Each line below should be quoted exactly, please.

DATA FOR THE TASK:

::::

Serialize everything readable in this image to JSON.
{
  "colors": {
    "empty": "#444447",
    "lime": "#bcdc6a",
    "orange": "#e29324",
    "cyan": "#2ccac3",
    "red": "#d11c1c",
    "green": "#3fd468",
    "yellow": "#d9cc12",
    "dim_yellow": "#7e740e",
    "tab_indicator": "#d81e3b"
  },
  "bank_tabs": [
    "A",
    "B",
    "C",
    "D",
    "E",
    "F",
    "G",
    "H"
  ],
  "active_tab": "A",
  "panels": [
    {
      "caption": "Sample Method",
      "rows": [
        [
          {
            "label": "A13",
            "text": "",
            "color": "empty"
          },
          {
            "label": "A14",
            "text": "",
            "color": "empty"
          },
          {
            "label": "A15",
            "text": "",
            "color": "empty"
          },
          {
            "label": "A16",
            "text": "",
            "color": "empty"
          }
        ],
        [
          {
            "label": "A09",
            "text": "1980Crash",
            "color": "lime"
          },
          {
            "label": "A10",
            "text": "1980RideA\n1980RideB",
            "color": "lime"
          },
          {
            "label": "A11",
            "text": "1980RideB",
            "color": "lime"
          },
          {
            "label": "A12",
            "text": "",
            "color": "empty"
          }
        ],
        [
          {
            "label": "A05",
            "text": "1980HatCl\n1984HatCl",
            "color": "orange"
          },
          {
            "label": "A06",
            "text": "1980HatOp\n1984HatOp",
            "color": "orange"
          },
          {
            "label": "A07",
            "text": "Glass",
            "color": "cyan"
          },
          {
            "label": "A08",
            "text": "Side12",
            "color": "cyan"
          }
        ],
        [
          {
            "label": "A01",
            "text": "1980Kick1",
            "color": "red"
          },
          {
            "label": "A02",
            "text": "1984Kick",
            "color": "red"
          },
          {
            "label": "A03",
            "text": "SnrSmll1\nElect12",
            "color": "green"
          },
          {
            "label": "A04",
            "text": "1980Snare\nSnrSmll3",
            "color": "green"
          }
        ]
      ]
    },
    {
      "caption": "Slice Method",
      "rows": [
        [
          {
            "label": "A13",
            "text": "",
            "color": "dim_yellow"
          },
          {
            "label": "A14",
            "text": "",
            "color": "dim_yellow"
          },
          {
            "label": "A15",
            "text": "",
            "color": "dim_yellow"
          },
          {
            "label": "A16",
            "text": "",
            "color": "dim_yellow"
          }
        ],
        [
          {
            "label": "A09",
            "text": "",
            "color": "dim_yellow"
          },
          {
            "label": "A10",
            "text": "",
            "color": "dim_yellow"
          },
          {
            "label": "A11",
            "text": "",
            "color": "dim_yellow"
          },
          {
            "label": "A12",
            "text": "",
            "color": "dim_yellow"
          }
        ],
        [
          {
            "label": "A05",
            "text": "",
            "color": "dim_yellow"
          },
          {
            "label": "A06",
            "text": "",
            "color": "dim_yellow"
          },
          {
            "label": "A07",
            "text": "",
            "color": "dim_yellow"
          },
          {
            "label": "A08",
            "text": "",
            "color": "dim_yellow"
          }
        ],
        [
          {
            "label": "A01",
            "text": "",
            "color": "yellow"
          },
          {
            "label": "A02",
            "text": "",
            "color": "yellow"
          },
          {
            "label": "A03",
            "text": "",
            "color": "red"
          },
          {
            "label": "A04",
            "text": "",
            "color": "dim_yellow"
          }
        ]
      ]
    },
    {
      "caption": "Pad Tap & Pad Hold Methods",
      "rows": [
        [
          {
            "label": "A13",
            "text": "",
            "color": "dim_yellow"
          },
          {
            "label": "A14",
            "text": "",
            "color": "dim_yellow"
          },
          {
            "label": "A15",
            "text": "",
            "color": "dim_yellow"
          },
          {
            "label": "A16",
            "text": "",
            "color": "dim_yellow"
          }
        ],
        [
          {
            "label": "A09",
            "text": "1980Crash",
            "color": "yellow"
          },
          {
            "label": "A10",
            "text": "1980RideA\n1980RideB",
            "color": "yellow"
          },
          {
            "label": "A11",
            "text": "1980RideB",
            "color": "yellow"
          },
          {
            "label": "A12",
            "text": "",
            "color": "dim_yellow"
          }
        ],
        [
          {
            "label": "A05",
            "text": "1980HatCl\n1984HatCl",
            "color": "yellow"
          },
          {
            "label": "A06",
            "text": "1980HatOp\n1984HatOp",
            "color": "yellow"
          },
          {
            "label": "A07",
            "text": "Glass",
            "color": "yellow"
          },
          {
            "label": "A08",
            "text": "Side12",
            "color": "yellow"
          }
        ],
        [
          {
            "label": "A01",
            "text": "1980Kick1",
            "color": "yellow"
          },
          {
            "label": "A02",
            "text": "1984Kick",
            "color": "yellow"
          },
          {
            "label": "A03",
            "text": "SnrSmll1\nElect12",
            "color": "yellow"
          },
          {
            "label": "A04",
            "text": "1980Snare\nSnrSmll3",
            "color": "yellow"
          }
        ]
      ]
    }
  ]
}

::::

WRITTEN SOLUTION:
Serialize everything readable in this image to JSON.
{
  "colors": {
    "empty": "#444447",
    "lime": "#bcdc6a",
    "orange": "#e29324",
    "cyan": "#2ccac3",
    "red": "#d11c1c",
    "green": "#3fd468",
    "yellow": "#d9cc12",
    "dim_yellow": "#7e740e",
    "tab_indicator": "#d81e3b"
  },
  "bank_tabs": [
    "A",
    "B",
    "C",
    "D",
    "E",
    "F",
    "G",
    "H"
  ],
  "active_tab": "A",
  "panels": [
    {
      "caption": "Sample Method",
      "rows": [
        [
          {
            "label": "A13",
            "text": "",
            "color": "empty"
          },
          {
            "label": "A14",
            "text": "",
            "color": "empty"
          },
          {
            "label": "A15",
            "text": "",
            "color": "empty"
          },
          {
            "label": "A16",
            "text": "",
            "color": "empty"
          }
        ],
        [
          {
            "label": "A09",
            "text": "1980Crash",
            "color": "lime"
          },
          {
            "label": "A10",
            "text": "1980RideA\n1980RideB",
            "color": "lime"
          },
          {
            "label": "A11",
            "text": "1980RideB",
            "color": "lime"
          },
          {
            "label": "A12",
            "text": "",
            "color": "empty"
          }
        ],
        [
          {
            "label": "A05",
            "text": "1980HatCl\n1984HatCl",
            "color": "orange"
          },
          {
            "label": "A06",
            "text": "1980HatOp\n1984HatOp",
            "color": "orange"
          },
          {
            "label": "A07",
            "text": "Glass",
            "color": "cyan"
          },
          {
            "label": "A08",
            "text": "Side12",
            "color": "cyan"
          }
        ],
        [
          {
            "label": "A01",
            "text": "1980Kick1",
            "color": "red"
          },
          {
            "label": "A02",
            "text": "1984Kick",
            "color": "red"
          },
          {
            "label": "A03",
            "text": "SnrSmll1\nElect12",
            "color": "green"
          },
          {
            "label": "A04",
            "text": "1980Snare\nSnrSmll3",
            "color": "green"
          }
        ]
      ]
    },
    {
      "caption": "Slice Method",
      "rows": [
        [
          {
            "label": "A13",
            "text": "",
            "color": "dim_yellow"
          },
          {
            "label": "A14",
            "text": "",
            "color": "dim_yellow"
          },
          {
            "label": "A15",
            "text": "",
            "color": "dim_yellow"
          },
          {
            "label": "A16",
            "text": "",
            "color": "dim_yellow"
          }
        ],
        [
          {
            "label": "A09",
            "text": "",
            "color": "dim_yellow"
          },
          {
            "label": "A10",
            "text": "",
            "color": "dim_yellow"
          },
          {
            "label": "A11",
            "text": "",
            "color": "dim_yellow"
          },
          {
            "label": "A12",
            "text": "",
            "color": "dim_yellow"
          }
        ],
        [
          {
            "label": "A05",
            "text": "",
            "color": "dim_yellow"
          },
          {
            "label": "A06",
            "text": "",
            "color": "dim_yellow"
          },
          {
            "label": "A07",
            "text": "",
            "color": "dim_yellow"
          },
          {
            "label": "A08",
            "text": "",
            "color": "dim_yellow"
          }
        ],
        [
          {
            "label": "A01",
            "text": "",
            "color": "yellow"
          },
          {
            "label": "A02",
            "text": "",
            "color": "yellow"
          },
          {
            "label": "A03",
            "text": "",
            "color": "red"
          },
          {
            "label": "A04",
            "text": "",
            "color": "dim_yellow"
          }
        ]
      ]
    },
    {
      "caption": "Pad Tap & Pad Hold Methods",
      "rows": [
        [
          {
            "label": "A13",
            "text": "",
            "color": "dim_yellow"
          },
          {
            "label": "A14",
            "text": "",
            "color": "dim_yellow"
          },
          {
            "label": "A15",
            "text": "",
            "color": "dim_yellow"
          },
          {
            "label": "A16",
            "text": "",
            "color": "dim_yellow"
          }
        ],
        [
          {
            "label": "A09",
            "text": "1980Crash",
            "color": "yellow"
          },
          {
            "label": "A10",
            "text": "1980RideA\n1980RideB",
            "color": "yellow"
          },
          {
            "label": "A11",
            "text": "1980RideB",
            "color": "yellow"
          },
          {
            "label": "A12",
            "text": "",
            "color": "dim_yellow"
          }
        ],
        [
          {
            "label": "A05",
            "text": "1980HatCl\n1984HatCl",
            "color": "yellow"
          },
          {
            "label": "A06",
            "text": "1980HatOp\n1984HatOp",
            "color": "yellow"
          },
          {
            "label": "A07",
            "text": "Glass",
            "color": "yellow"
          },
          {
            "label": "A08",
            "text": "Side12",
            "color": "yellow"
          }
        ],
        [
          {
            "label": "A01",
            "text": "1980Kick1",
            "color": "yellow"
          },
          {
            "label": "A02",
            "text": "1984Kick",
            "color": "yellow"
          },
          {
            "label": "A03",
            "text": "SnrSmll1\nElect12",
            "color": "yellow"
          },
          {
            "label": "A04",
            "text": "1980Snare\nSnrSmll3",
            "color": "yellow"
          }
        ]
      ]
    }
  ]
}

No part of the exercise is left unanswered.